Gather all lines from the material that contain the word "started".
★ ★ ★
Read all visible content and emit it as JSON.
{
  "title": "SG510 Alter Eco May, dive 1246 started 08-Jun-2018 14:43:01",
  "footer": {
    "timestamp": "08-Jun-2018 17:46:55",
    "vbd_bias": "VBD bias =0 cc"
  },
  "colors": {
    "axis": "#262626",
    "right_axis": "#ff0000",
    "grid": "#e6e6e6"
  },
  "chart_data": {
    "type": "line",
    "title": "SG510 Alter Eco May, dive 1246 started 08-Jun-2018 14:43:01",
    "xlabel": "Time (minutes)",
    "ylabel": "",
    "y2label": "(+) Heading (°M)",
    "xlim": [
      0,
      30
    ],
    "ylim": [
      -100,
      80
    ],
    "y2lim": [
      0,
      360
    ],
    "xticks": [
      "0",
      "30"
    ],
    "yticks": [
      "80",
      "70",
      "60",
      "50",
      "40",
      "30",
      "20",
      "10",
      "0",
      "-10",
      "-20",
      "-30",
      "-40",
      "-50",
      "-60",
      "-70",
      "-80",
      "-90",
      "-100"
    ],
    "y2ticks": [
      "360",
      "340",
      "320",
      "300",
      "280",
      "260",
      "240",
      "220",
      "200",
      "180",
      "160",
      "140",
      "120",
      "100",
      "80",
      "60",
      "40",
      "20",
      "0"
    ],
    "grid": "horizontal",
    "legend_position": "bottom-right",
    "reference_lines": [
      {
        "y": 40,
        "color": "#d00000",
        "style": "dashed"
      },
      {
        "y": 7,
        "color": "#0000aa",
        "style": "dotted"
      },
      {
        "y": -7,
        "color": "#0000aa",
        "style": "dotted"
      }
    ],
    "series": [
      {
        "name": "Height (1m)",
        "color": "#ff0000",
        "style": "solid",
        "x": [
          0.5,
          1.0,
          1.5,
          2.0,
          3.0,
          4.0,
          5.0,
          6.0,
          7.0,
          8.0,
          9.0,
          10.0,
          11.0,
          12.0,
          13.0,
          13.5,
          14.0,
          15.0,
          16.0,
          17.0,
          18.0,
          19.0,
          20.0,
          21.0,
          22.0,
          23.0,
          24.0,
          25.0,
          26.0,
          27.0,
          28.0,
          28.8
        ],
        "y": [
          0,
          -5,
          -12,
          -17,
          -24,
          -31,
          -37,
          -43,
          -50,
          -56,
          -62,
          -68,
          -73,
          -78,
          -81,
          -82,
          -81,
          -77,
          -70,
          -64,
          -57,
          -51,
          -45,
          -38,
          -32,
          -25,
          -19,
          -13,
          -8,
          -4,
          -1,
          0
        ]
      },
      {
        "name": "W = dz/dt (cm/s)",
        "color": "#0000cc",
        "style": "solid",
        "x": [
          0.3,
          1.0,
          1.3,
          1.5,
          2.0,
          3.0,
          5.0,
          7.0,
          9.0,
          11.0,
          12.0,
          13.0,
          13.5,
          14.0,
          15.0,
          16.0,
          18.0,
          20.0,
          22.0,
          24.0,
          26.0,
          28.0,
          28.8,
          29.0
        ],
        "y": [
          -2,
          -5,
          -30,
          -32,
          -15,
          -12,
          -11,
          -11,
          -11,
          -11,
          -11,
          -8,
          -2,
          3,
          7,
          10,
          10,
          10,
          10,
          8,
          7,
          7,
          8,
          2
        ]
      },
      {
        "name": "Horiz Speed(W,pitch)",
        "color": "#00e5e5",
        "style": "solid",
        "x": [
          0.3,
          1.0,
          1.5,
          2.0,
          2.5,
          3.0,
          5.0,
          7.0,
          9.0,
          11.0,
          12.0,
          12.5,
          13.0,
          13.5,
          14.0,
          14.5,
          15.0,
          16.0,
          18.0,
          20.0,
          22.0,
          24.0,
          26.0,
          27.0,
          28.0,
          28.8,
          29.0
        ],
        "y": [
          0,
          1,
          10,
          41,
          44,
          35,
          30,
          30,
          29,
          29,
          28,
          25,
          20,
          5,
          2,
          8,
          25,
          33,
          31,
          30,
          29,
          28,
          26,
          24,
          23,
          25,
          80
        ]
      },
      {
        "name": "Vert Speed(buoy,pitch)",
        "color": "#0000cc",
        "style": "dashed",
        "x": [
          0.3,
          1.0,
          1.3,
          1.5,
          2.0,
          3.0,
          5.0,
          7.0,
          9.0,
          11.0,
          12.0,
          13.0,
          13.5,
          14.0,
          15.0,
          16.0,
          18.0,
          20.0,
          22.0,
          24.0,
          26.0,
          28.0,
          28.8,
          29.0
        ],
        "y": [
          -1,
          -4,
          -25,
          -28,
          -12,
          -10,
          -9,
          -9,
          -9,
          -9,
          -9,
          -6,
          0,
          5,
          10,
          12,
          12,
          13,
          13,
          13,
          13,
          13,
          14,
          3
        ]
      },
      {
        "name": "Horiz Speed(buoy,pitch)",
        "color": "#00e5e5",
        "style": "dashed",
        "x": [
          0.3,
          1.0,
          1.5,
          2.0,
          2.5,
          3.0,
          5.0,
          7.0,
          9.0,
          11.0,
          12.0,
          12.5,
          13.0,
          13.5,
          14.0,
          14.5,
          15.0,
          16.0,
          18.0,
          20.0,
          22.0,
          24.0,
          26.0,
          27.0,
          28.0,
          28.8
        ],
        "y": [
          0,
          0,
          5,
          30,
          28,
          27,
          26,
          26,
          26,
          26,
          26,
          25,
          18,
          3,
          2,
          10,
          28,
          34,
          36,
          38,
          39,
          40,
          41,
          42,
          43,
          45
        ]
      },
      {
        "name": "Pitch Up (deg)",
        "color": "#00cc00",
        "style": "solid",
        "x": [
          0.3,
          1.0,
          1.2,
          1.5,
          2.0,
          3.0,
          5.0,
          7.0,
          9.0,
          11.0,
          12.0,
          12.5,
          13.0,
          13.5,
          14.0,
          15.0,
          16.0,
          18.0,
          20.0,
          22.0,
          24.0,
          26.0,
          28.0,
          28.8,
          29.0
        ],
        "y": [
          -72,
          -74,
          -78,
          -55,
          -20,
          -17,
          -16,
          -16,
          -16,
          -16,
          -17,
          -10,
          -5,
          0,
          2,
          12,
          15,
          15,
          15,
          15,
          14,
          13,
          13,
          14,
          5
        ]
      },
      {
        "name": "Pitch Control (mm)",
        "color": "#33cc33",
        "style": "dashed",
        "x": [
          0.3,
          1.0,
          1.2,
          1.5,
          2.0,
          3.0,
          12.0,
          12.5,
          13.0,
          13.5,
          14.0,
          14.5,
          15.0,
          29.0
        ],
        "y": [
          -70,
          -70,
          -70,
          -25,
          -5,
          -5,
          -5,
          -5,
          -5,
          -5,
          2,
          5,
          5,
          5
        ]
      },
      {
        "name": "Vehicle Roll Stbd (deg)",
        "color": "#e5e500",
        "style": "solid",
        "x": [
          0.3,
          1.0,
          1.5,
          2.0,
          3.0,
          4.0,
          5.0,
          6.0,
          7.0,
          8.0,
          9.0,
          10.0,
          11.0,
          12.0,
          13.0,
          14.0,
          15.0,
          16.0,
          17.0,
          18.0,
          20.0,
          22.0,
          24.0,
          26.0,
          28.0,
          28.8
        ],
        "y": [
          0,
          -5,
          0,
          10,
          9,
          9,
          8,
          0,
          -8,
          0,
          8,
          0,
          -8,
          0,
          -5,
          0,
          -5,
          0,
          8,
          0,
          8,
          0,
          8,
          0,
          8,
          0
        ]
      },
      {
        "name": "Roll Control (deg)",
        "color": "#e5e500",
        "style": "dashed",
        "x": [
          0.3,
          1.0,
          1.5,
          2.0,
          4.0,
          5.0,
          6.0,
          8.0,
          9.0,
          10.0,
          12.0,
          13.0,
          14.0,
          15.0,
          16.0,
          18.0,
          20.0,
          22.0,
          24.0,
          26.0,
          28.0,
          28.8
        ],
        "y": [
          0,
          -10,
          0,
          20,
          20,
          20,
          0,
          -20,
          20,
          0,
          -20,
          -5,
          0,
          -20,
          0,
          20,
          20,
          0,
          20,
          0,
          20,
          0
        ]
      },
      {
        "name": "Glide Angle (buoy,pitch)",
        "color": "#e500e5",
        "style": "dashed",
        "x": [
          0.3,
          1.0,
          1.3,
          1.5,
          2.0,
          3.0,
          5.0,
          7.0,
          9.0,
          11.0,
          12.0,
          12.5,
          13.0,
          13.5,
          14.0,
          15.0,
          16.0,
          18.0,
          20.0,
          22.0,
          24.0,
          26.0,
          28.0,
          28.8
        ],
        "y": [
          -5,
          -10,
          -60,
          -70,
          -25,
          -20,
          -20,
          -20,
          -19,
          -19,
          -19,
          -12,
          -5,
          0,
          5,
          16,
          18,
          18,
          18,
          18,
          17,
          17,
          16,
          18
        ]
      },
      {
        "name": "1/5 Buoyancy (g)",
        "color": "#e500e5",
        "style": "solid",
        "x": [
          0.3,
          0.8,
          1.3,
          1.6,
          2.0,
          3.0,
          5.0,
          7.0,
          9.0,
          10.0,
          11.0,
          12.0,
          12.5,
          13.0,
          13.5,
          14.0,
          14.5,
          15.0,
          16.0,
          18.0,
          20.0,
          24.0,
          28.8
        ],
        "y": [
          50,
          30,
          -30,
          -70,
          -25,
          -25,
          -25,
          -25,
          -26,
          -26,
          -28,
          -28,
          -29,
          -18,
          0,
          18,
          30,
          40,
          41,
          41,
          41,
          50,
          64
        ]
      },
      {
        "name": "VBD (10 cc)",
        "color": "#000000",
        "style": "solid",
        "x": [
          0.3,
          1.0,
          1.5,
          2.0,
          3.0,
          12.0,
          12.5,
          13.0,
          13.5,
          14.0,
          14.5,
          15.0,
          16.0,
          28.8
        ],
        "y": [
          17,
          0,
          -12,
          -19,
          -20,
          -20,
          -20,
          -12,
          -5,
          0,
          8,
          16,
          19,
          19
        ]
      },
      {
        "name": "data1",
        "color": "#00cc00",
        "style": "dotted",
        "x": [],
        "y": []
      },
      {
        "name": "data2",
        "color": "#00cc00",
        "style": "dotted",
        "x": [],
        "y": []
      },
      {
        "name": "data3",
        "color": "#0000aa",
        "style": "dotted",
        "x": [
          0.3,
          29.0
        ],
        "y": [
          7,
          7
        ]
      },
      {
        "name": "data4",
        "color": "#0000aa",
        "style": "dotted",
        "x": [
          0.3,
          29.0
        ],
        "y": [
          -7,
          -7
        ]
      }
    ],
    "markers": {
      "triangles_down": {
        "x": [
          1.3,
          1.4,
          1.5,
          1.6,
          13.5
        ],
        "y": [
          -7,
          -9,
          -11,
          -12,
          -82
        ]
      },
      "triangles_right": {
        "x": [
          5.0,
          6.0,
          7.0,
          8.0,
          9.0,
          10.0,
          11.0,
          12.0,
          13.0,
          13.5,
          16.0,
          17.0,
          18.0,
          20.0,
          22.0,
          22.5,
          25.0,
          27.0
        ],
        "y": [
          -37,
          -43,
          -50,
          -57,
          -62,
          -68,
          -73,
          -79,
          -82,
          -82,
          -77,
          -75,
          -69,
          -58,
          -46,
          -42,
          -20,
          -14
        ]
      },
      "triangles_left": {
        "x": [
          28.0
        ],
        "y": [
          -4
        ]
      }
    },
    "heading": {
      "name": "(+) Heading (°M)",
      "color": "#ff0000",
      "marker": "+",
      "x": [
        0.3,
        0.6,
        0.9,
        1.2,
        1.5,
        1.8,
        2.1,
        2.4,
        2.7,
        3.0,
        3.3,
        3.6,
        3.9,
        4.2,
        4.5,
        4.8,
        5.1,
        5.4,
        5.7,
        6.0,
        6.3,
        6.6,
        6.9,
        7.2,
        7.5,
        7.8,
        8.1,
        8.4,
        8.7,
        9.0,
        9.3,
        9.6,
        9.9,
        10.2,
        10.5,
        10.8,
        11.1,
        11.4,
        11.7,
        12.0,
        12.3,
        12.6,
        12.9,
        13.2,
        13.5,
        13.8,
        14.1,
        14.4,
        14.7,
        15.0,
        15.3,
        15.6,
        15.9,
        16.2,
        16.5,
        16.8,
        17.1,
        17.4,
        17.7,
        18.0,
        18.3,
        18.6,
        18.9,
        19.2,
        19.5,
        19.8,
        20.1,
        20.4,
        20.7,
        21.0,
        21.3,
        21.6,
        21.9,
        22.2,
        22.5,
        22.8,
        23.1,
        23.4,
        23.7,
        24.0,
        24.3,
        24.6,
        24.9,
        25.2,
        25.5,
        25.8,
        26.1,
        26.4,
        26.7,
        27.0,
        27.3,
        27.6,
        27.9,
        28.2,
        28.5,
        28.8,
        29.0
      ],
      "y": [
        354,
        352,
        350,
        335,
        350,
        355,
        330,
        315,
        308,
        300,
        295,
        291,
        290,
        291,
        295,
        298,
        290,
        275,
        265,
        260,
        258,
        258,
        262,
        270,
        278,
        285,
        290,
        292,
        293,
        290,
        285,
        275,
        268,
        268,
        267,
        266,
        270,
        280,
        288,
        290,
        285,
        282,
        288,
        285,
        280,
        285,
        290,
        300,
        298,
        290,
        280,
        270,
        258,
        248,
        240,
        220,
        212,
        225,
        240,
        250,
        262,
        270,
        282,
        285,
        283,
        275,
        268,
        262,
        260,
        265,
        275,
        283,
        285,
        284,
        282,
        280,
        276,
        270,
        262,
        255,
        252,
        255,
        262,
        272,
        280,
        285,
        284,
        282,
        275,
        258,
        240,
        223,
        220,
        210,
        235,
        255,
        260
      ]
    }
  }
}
★ ★ ★
• **Reply to the task**:
  "title": "SG510 Alter Eco May, dive 1246 started 08-Jun-2018 14:43:01",
    "title": "SG510 Alter Eco May, dive 1246 started 08-Jun-2018 14:43:01",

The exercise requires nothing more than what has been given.